> [DESCRIPTION OF THE TASK]:
Within the records that follow, find every line containing the string "this". Copy those lines.
## START TASK INPUT
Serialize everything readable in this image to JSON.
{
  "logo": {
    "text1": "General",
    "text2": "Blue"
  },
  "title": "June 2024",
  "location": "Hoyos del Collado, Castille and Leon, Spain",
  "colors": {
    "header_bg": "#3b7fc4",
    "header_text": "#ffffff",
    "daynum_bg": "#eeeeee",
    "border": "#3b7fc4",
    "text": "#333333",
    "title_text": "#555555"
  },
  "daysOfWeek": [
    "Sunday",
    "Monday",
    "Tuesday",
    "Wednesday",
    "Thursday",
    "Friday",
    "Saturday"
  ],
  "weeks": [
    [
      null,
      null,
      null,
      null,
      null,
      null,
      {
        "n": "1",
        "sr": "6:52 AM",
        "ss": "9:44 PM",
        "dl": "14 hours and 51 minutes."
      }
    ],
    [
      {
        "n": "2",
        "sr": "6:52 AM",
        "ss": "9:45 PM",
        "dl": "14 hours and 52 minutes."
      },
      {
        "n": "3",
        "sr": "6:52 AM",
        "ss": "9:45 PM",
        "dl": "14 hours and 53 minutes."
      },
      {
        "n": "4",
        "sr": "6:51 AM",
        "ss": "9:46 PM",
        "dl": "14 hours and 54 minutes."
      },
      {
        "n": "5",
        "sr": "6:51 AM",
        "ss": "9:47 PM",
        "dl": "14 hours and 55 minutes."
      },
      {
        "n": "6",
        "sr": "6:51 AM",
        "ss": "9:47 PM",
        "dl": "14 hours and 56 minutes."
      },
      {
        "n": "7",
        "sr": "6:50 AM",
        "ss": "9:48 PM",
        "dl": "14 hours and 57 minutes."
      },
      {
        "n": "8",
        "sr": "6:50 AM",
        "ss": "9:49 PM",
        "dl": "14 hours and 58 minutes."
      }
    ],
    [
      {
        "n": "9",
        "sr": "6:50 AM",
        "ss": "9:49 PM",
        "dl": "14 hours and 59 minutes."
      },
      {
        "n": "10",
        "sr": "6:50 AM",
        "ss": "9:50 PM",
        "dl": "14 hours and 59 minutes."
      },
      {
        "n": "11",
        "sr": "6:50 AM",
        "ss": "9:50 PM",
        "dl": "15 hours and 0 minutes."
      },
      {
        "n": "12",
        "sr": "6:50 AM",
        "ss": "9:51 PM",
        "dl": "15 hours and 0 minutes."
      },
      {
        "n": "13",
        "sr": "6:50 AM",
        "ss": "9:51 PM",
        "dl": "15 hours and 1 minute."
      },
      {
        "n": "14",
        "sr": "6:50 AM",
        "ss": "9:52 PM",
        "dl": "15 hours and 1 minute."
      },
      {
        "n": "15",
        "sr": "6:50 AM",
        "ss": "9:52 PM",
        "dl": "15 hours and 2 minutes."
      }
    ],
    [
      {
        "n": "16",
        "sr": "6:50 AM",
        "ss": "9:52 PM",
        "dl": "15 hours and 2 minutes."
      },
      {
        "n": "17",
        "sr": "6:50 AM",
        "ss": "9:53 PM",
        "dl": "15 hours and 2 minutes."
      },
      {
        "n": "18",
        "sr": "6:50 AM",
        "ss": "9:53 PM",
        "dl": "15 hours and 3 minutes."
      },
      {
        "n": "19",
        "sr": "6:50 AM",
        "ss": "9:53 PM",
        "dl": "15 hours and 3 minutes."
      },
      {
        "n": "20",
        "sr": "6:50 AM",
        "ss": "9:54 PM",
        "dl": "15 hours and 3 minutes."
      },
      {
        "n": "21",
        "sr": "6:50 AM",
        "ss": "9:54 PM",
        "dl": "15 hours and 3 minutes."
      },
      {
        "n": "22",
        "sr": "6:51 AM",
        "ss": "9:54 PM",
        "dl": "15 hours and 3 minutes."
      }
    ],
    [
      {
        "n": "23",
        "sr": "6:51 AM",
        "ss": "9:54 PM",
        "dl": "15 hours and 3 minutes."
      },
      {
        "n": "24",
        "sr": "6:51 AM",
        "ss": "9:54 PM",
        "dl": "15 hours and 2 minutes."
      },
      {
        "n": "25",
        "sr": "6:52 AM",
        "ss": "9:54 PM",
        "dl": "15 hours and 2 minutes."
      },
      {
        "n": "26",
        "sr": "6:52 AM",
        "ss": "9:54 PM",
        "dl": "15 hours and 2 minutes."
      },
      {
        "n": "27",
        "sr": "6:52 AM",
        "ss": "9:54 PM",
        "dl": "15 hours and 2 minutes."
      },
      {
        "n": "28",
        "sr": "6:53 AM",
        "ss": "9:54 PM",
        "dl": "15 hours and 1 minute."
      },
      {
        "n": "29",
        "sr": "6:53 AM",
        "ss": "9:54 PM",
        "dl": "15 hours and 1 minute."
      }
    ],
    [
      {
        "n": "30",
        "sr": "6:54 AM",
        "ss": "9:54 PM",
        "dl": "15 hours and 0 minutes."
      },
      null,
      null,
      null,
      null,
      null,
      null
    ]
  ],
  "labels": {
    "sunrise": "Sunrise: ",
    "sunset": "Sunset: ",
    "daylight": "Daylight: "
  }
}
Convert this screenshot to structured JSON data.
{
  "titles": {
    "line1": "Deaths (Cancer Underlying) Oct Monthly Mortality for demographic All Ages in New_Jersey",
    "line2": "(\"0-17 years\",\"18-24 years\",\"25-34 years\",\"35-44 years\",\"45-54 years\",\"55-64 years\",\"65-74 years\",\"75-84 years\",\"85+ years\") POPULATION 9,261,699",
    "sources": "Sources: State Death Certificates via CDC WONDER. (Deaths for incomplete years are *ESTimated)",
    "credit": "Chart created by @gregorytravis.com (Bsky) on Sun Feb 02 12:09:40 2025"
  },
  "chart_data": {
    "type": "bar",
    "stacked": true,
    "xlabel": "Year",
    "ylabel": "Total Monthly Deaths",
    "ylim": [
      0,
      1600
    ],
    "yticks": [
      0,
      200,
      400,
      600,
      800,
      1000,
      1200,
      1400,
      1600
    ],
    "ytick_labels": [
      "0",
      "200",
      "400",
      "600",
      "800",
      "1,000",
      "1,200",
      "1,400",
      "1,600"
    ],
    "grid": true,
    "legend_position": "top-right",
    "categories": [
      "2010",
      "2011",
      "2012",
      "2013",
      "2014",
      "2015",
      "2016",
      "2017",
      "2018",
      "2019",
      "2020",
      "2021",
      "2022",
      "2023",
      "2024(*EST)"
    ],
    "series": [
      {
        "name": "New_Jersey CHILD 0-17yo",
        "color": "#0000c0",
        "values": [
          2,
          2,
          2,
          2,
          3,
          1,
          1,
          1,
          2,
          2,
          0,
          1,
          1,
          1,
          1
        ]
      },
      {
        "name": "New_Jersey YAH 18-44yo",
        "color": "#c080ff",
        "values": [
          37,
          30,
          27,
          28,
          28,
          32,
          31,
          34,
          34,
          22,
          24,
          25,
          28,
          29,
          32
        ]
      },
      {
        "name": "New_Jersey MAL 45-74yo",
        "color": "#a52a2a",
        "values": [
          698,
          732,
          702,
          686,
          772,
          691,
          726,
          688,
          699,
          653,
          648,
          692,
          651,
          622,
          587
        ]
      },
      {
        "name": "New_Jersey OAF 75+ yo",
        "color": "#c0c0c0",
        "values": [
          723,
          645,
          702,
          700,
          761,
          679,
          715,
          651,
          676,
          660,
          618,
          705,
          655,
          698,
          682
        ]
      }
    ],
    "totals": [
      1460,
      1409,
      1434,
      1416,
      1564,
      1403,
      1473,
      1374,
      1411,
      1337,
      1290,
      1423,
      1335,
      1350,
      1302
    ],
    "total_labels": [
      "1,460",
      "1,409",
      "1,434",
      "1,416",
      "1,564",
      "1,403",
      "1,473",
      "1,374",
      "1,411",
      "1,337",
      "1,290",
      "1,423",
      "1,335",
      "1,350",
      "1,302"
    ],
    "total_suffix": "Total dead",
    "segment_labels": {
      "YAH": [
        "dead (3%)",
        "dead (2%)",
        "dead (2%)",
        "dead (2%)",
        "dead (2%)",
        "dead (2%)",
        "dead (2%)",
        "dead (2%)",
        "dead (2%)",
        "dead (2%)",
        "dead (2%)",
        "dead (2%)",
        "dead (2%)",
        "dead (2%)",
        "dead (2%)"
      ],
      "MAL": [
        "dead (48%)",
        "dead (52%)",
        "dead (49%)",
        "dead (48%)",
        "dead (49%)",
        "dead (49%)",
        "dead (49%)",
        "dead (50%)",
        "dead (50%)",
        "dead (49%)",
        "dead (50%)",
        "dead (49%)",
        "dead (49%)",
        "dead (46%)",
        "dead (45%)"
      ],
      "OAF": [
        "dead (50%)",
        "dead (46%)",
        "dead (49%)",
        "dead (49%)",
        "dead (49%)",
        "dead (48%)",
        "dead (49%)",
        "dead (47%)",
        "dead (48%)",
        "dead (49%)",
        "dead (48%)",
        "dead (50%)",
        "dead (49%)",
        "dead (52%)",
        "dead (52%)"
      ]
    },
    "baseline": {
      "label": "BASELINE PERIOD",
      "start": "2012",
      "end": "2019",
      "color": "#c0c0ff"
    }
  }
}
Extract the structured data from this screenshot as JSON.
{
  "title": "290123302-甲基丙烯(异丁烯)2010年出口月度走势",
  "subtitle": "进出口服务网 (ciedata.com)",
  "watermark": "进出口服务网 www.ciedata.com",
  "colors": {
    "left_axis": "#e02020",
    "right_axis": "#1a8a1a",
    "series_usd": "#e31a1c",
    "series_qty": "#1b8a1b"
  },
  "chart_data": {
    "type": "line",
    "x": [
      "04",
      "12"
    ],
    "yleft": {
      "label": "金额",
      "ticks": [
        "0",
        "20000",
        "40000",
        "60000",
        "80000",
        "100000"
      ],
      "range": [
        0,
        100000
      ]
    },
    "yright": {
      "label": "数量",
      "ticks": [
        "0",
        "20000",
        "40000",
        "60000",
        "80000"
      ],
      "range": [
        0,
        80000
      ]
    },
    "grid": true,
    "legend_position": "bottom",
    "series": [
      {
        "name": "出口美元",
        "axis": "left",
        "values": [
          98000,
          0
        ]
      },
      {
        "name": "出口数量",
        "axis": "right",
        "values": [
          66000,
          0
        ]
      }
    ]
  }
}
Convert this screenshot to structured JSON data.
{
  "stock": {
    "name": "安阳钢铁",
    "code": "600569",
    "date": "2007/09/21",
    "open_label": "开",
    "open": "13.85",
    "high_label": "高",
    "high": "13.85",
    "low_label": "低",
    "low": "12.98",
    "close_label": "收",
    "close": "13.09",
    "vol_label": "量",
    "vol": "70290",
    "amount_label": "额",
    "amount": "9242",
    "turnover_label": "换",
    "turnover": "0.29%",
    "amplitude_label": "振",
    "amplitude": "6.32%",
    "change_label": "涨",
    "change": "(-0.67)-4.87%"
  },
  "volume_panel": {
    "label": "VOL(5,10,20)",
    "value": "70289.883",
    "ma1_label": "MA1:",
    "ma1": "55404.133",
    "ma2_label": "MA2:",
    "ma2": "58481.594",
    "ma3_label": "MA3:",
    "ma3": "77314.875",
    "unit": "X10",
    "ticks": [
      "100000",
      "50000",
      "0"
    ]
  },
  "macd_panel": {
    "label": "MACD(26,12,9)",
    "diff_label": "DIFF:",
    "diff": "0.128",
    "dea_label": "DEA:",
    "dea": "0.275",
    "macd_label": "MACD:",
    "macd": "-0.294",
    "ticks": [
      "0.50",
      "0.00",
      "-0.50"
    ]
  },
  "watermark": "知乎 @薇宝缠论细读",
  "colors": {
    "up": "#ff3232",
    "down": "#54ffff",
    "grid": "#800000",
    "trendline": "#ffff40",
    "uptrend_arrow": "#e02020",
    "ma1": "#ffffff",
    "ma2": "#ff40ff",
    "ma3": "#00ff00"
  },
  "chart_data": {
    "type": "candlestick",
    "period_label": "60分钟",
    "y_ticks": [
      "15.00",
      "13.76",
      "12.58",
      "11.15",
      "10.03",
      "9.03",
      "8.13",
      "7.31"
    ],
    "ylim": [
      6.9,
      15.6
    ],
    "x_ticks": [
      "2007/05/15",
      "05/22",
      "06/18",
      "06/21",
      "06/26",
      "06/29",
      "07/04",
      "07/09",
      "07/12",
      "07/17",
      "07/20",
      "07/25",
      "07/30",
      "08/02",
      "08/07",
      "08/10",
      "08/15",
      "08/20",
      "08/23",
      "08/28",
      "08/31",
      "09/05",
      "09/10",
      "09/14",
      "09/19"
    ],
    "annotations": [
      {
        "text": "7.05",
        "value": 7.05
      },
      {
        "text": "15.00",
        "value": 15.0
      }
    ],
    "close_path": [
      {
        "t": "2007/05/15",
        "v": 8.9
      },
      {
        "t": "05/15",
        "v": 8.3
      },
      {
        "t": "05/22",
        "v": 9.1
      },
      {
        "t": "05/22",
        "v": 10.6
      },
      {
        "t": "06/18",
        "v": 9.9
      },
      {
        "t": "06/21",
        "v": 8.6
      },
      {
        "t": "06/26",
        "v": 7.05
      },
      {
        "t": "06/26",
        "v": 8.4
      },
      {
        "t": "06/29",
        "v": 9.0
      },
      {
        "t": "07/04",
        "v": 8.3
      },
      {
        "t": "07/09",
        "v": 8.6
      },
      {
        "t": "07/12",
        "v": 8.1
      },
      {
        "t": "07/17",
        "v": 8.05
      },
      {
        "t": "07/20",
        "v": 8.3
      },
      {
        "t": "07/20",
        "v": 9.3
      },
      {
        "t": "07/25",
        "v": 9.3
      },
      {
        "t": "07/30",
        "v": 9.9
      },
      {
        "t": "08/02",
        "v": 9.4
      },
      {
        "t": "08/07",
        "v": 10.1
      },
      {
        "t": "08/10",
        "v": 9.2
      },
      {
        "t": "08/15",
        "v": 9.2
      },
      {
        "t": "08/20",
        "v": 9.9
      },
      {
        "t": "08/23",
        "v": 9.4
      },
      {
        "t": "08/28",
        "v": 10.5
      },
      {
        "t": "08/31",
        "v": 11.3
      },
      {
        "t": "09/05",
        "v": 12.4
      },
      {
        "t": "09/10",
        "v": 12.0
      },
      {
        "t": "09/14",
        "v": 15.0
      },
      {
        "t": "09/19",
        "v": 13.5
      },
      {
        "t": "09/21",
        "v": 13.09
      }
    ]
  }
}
## END TASK INPUT
> [TASK ANSWER]:
Serialize everything readable in this image to JSON.
Convert this screenshot to structured JSON data.
Extract the structured data from this screenshot as JSON.
Convert this screenshot to structured JSON data.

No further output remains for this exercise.